▶
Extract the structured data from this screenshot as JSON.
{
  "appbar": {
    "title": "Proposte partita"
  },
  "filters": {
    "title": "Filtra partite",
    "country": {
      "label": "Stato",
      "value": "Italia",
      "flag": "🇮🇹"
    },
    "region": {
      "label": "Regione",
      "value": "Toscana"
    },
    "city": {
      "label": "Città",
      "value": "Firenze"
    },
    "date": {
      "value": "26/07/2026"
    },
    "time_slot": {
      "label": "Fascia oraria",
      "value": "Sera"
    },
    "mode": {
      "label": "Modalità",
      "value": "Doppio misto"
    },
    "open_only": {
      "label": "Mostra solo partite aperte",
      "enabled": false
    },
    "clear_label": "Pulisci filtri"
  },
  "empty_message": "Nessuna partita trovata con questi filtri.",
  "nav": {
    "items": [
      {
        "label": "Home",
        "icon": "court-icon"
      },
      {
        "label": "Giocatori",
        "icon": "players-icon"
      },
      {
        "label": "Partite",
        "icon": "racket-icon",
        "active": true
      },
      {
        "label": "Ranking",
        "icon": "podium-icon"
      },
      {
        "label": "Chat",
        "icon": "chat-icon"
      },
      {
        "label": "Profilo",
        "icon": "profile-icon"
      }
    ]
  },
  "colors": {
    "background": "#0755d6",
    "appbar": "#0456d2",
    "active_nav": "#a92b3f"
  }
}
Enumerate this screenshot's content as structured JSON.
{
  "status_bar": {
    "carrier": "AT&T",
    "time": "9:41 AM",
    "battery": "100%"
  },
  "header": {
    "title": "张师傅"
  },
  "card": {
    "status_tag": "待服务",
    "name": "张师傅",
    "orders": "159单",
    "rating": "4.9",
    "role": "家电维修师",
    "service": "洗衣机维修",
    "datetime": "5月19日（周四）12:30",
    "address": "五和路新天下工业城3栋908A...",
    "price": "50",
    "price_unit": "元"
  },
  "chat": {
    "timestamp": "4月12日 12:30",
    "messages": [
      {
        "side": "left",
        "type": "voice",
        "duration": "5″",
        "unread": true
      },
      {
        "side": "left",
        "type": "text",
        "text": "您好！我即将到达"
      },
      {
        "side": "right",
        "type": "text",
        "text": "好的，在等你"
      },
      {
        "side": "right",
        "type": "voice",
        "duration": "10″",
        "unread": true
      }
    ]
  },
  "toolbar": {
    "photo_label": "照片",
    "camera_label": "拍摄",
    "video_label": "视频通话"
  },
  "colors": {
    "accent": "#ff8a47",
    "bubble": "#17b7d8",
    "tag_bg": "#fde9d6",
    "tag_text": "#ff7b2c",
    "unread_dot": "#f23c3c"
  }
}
◀
Set exercise:
Reproduce only the lines running from the one that contains "Enumerate this screenshot's" to the last line of the records.

Solution below:
Enumerate this screenshot's content as structured JSON.
{
  "status_bar": {
    "carrier": "AT&T",
    "time": "9:41 AM",
    "battery": "100%"
  },
  "header": {
    "title": "张师傅"
  },
  "card": {
    "status_tag": "待服务",
    "name": "张师傅",
    "orders": "159单",
    "rating": "4.9",
    "role": "家电维修师",
    "service": "洗衣机维修",
    "datetime": "5月19日（周四）12:30",
    "address": "五和路新天下工业城3栋908A...",
    "price": "50",
    "price_unit": "元"
  },
  "chat": {
    "timestamp": "4月12日 12:30",
    "messages": [
      {
        "side": "left",
        "type": "voice",
        "duration": "5″",
        "unread": true
      },
      {
        "side": "left",
        "type": "text",
        "text": "您好！我即将到达"
      },
      {
        "side": "right",
        "type": "text",
        "text": "好的，在等你"
      },
      {
        "side": "right",
        "type": "voice",
        "duration": "10″",
        "unread": true
      }
    ]
  },
  "toolbar": {
    "photo_label": "照片",
    "camera_label": "拍摄",
    "video_label": "视频通话"
  },
  "colors": {
    "accent": "#ff8a47",
    "bubble": "#17b7d8",
    "tag_bg": "#fde9d6",
    "tag_text": "#ff7b2c",
    "unread_dot": "#f23c3c"
  }
}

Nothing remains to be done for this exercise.